Start of Records supplied

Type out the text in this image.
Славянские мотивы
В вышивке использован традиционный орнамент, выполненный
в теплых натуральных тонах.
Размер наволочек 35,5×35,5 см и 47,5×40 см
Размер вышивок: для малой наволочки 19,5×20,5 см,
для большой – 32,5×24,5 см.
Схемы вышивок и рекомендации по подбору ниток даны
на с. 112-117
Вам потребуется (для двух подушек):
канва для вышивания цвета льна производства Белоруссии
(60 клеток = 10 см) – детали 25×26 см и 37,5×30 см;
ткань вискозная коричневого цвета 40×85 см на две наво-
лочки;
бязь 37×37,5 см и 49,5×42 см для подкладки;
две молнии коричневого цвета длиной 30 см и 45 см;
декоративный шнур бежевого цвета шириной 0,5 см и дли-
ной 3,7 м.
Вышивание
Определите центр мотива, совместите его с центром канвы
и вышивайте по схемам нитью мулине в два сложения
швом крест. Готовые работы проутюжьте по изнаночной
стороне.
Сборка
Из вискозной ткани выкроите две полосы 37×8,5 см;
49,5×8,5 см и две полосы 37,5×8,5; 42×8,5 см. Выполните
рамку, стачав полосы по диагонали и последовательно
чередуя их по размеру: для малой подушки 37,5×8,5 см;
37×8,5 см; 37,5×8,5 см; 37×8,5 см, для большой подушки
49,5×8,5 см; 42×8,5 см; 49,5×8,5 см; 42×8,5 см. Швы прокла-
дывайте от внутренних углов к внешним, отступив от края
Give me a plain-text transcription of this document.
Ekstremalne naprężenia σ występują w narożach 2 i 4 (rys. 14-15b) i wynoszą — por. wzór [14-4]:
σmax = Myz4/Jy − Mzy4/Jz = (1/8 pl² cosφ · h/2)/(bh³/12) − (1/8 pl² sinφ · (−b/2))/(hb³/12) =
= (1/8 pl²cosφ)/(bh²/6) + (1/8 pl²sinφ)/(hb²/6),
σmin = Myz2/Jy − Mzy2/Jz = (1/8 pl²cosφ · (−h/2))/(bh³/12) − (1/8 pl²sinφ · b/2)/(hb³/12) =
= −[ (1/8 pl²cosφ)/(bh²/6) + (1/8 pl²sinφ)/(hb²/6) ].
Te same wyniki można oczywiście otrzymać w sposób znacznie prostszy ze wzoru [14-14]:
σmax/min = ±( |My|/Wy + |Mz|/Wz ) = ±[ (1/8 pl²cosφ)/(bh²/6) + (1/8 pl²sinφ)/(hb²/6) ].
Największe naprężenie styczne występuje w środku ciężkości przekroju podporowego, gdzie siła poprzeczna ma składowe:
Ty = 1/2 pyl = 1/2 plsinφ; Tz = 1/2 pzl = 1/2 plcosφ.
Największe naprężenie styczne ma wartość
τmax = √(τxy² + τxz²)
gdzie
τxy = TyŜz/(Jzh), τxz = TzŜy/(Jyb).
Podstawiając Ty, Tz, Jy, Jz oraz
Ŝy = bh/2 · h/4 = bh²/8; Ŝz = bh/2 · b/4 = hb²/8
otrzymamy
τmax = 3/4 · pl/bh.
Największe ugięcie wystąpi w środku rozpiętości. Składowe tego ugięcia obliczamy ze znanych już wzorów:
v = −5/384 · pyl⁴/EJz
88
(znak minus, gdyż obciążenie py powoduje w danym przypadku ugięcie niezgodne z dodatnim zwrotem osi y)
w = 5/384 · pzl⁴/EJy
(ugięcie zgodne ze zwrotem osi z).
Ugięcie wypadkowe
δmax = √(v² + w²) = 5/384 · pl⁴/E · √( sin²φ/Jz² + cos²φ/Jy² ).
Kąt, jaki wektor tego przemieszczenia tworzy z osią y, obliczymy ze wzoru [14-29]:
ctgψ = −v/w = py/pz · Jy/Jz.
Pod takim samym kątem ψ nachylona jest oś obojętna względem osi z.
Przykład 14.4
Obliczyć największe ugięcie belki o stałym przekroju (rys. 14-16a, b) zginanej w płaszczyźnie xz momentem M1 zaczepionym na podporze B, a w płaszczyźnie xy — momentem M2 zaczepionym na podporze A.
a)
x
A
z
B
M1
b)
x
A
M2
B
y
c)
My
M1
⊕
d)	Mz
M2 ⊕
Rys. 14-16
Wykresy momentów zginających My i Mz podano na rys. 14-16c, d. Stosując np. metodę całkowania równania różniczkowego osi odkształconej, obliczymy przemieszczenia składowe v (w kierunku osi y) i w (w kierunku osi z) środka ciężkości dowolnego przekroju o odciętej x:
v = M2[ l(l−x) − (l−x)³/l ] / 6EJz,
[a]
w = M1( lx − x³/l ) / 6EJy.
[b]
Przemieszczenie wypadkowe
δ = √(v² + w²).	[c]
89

End of Records supplied

◆ **Set exercise**: From the listing above, extract every line exactly as it stands.

◆ **Full output**:
Type out the text in this image.
Славянские мотивы
В вышивке использован традиционный орнамент, выполненный
в теплых натуральных тонах.
Размер наволочек 35,5×35,5 см и 47,5×40 см
Размер вышивок: для малой наволочки 19,5×20,5 см,
для большой – 32,5×24,5 см.
Схемы вышивок и рекомендации по подбору ниток даны
на с. 112-117
Вам потребуется (для двух подушек):
канва для вышивания цвета льна производства Белоруссии
(60 клеток = 10 см) – детали 25×26 см и 37,5×30 см;
ткань вискозная коричневого цвета 40×85 см на две наво-
лочки;
бязь 37×37,5 см и 49,5×42 см для подкладки;
две молнии коричневого цвета длиной 30 см и 45 см;
декоративный шнур бежевого цвета шириной 0,5 см и дли-
ной 3,7 м.
Вышивание
Определите центр мотива, совместите его с центром канвы
и вышивайте по схемам нитью мулине в два сложения
швом крест. Готовые работы проутюжьте по изнаночной
стороне.
Сборка
Из вискозной ткани выкроите две полосы 37×8,5 см;
49,5×8,5 см и две полосы 37,5×8,5; 42×8,5 см. Выполните
рамку, стачав полосы по диагонали и последовательно
чередуя их по размеру: для малой подушки 37,5×8,5 см;
37×8,5 см; 37,5×8,5 см; 37×8,5 см, для большой подушки
49,5×8,5 см; 42×8,5 см; 49,5×8,5 см; 42×8,5 см. Швы прокла-
дывайте от внутренних углов к внешним, отступив от края
Give me a plain-text transcription of this document.
Ekstremalne naprężenia σ występują w narożach 2 i 4 (rys. 14-15b) i wynoszą — por. wzór [14-4]:
σmax = Myz4/Jy − Mzy4/Jz = (1/8 pl² cosφ · h/2)/(bh³/12) − (1/8 pl² sinφ · (−b/2))/(hb³/12) =
= (1/8 pl²cosφ)/(bh²/6) + (1/8 pl²sinφ)/(hb²/6),
σmin = Myz2/Jy − Mzy2/Jz = (1/8 pl²cosφ · (−h/2))/(bh³/12) − (1/8 pl²sinφ · b/2)/(hb³/12) =
= −[ (1/8 pl²cosφ)/(bh²/6) + (1/8 pl²sinφ)/(hb²/6) ].
Te same wyniki można oczywiście otrzymać w sposób znacznie prostszy ze wzoru [14-14]:
σmax/min = ±( |My|/Wy + |Mz|/Wz ) = ±[ (1/8 pl²cosφ)/(bh²/6) + (1/8 pl²sinφ)/(hb²/6) ].
Największe naprężenie styczne występuje w środku ciężkości przekroju podporowego, gdzie siła poprzeczna ma składowe:
Ty = 1/2 pyl = 1/2 plsinφ; Tz = 1/2 pzl = 1/2 plcosφ.
Największe naprężenie styczne ma wartość
τmax = √(τxy² + τxz²)
gdzie
τxy = TyŜz/(Jzh), τxz = TzŜy/(Jyb).
Podstawiając Ty, Tz, Jy, Jz oraz
Ŝy = bh/2 · h/4 = bh²/8; Ŝz = bh/2 · b/4 = hb²/8
otrzymamy
τmax = 3/4 · pl/bh.
Największe ugięcie wystąpi w środku rozpiętości. Składowe tego ugięcia obliczamy ze znanych już wzorów:
v = −5/384 · pyl⁴/EJz
88
(znak minus, gdyż obciążenie py powoduje w danym przypadku ugięcie niezgodne z dodatnim zwrotem osi y)
w = 5/384 · pzl⁴/EJy
(ugięcie zgodne ze zwrotem osi z).
Ugięcie wypadkowe
δmax = √(v² + w²) = 5/384 · pl⁴/E · √( sin²φ/Jz² + cos²φ/Jy² ).
Kąt, jaki wektor tego przemieszczenia tworzy z osią y, obliczymy ze wzoru [14-29]:
ctgψ = −v/w = py/pz · Jy/Jz.
Pod takim samym kątem ψ nachylona jest oś obojętna względem osi z.
Przykład 14.4
Obliczyć największe ugięcie belki o stałym przekroju (rys. 14-16a, b) zginanej w płaszczyźnie xz momentem M1 zaczepionym na podporze B, a w płaszczyźnie xy — momentem M2 zaczepionym na podporze A.
a)
x
A
z
B
M1
b)
x
A
M2
B
y
c)
My
M1
⊕
d)	Mz
M2 ⊕
Rys. 14-16
Wykresy momentów zginających My i Mz podano na rys. 14-16c, d. Stosując np. metodę całkowania równania różniczkowego osi odkształconej, obliczymy przemieszczenia składowe v (w kierunku osi y) i w (w kierunku osi z) środka ciężkości dowolnego przekroju o odciętej x:
v = M2[ l(l−x) − (l−x)³/l ] / 6EJz,
[a]
w = M1( lx − x³/l ) / 6EJy.
[b]
Przemieszczenie wypadkowe
δ = √(v² + w²).	[c]
89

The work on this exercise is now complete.